Scan the listing below for the word "this" and state how many lines hold it. Write nothing but the number.

[Chart and figure data]
########################################

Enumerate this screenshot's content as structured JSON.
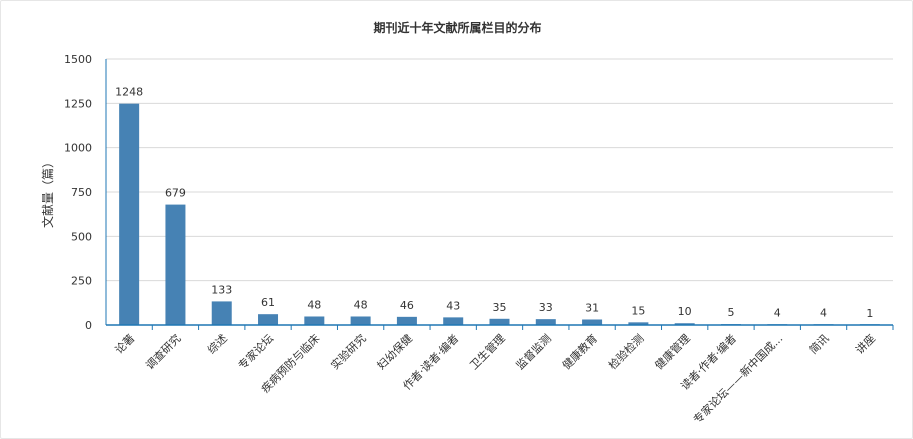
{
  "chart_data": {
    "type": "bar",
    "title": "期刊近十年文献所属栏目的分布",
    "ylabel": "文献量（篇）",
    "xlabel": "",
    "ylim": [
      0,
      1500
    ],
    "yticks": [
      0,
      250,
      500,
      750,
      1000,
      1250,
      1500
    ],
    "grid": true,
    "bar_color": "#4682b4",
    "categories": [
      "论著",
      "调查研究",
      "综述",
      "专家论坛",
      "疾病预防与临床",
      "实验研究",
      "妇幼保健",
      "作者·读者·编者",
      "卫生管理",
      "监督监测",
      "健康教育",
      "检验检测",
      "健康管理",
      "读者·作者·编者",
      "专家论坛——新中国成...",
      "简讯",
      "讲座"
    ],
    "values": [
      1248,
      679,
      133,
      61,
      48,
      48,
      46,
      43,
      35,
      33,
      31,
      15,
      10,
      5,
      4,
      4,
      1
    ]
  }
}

########################################

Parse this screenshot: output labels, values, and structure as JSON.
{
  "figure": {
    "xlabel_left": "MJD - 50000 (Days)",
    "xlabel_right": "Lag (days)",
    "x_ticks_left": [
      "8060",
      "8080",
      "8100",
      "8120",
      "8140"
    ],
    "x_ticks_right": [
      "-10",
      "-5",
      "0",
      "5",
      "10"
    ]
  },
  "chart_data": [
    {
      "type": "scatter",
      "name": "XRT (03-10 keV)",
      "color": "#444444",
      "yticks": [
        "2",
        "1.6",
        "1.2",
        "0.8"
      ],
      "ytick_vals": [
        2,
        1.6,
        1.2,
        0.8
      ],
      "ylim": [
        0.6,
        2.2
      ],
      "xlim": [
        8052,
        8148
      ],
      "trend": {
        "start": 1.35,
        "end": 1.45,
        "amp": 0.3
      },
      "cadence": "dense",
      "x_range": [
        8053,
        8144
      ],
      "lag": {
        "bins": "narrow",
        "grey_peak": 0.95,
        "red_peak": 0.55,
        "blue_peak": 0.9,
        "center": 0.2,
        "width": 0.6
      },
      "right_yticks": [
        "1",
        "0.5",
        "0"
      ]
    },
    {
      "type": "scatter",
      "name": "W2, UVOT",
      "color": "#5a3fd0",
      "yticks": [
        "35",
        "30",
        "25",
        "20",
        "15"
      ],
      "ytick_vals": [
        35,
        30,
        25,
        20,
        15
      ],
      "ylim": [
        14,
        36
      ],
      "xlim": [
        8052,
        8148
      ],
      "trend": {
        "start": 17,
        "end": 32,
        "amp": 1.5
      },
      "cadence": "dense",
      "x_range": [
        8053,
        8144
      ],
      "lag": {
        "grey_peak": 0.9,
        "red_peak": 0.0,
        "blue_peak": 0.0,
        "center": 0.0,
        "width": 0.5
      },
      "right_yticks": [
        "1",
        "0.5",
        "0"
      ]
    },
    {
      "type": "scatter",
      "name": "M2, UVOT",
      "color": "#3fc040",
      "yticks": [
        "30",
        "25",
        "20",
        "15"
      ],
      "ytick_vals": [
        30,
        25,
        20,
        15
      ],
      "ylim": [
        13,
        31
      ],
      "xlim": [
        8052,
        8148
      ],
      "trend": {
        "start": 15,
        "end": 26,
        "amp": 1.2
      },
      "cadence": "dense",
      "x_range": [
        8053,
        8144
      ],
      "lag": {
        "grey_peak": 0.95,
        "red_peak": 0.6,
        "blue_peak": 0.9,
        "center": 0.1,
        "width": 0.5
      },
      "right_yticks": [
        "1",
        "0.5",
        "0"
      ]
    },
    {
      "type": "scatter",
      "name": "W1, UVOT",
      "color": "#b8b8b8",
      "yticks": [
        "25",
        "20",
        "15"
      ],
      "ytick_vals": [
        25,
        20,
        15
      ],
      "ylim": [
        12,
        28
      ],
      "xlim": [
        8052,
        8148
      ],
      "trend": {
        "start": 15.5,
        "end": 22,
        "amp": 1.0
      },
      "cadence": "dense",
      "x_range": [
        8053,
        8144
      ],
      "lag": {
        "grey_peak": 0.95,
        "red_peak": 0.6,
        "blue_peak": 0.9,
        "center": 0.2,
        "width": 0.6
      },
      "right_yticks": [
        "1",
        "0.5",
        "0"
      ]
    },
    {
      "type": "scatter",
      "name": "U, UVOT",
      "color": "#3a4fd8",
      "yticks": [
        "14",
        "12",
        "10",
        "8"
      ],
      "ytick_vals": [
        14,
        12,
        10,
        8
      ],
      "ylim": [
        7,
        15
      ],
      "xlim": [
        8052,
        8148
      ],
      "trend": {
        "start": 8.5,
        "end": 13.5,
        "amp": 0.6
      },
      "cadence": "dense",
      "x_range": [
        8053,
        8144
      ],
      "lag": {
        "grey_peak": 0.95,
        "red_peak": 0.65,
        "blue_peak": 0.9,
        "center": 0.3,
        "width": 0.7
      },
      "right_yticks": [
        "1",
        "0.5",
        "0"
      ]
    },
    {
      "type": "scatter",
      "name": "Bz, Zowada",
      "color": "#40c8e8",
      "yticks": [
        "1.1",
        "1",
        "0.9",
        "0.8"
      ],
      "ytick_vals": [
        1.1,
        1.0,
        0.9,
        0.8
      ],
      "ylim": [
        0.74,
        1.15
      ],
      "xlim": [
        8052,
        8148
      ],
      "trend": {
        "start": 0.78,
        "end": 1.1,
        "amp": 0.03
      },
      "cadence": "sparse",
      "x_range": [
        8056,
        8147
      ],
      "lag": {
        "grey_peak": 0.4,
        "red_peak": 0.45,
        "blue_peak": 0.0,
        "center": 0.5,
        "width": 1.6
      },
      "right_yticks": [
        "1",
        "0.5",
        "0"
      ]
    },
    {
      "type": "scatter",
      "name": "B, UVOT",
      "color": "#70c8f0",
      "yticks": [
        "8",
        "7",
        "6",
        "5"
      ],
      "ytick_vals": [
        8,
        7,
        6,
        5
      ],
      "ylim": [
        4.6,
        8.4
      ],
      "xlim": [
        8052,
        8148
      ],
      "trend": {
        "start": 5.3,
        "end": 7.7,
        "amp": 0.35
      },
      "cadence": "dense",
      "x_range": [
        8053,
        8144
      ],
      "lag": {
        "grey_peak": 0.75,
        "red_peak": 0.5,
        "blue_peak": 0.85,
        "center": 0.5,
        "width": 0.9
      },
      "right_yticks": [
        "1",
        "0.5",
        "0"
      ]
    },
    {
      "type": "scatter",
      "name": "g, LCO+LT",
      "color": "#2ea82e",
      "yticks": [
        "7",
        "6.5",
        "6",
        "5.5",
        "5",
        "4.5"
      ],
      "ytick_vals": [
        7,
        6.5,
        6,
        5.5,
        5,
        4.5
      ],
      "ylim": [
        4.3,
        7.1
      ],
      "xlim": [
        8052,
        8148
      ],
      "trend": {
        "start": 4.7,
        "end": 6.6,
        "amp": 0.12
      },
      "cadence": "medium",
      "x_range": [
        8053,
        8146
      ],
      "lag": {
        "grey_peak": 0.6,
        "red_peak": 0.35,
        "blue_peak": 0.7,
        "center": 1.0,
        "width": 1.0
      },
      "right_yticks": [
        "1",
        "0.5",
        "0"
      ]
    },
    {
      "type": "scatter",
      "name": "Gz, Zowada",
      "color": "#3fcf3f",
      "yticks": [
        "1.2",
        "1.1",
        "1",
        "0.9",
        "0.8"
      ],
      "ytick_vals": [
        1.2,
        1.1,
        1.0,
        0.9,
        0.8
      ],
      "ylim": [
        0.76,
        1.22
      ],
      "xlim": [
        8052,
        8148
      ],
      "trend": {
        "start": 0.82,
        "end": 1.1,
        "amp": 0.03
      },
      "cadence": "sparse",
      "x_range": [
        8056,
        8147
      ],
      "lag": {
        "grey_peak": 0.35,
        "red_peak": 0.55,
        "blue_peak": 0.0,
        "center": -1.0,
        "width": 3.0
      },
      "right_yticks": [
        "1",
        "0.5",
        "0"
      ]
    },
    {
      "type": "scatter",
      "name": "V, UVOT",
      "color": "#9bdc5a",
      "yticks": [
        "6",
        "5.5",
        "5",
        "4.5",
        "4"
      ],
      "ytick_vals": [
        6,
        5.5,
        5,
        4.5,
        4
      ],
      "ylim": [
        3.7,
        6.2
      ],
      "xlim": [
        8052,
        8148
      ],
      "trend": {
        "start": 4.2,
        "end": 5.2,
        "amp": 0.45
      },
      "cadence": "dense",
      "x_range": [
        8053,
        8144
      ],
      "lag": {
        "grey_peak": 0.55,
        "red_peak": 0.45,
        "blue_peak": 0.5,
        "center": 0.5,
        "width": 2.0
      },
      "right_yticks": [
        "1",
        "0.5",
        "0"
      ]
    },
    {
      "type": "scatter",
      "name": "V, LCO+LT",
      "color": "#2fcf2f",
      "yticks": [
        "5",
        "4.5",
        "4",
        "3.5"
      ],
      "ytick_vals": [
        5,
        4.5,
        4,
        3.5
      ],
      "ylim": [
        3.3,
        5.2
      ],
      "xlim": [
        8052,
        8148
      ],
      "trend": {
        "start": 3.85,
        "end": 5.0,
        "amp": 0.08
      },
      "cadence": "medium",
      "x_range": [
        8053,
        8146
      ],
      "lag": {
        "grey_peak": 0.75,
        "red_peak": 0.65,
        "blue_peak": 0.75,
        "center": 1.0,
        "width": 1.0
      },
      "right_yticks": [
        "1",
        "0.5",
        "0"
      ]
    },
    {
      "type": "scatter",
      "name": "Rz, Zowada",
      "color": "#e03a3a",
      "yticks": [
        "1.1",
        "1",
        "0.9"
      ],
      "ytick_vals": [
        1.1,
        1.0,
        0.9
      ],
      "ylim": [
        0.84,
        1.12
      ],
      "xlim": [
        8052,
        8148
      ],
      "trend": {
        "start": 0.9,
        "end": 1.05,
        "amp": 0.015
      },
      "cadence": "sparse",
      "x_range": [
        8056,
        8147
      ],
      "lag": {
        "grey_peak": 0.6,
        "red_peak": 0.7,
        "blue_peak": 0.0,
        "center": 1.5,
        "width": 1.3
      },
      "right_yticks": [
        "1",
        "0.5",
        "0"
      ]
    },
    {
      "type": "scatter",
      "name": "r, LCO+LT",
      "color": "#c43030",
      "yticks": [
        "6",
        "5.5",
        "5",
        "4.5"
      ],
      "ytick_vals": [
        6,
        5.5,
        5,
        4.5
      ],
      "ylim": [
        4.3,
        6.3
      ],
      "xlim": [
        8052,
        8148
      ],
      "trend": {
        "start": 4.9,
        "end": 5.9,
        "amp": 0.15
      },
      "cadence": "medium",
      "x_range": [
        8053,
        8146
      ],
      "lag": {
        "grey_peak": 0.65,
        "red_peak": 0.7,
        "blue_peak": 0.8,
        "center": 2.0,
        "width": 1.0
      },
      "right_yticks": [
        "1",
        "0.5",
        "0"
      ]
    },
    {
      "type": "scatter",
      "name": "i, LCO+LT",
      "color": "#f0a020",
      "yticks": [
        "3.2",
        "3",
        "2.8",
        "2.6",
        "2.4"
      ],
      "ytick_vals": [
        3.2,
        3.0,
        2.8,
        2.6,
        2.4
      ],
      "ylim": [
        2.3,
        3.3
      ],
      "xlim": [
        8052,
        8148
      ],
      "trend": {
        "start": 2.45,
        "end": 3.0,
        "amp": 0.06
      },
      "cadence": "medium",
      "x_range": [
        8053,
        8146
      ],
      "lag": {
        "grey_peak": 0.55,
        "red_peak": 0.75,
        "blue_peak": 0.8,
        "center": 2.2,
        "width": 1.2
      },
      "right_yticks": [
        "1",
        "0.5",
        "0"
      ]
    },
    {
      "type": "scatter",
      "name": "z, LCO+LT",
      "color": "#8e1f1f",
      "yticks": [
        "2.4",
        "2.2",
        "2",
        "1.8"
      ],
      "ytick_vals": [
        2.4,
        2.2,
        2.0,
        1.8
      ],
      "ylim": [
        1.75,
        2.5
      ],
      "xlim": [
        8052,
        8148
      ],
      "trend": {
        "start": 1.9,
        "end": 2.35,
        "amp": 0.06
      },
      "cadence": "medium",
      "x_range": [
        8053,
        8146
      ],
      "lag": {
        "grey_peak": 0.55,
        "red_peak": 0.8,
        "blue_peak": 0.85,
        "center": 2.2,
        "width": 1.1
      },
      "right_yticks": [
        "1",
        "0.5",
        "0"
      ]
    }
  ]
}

########################################

- Completed task: 2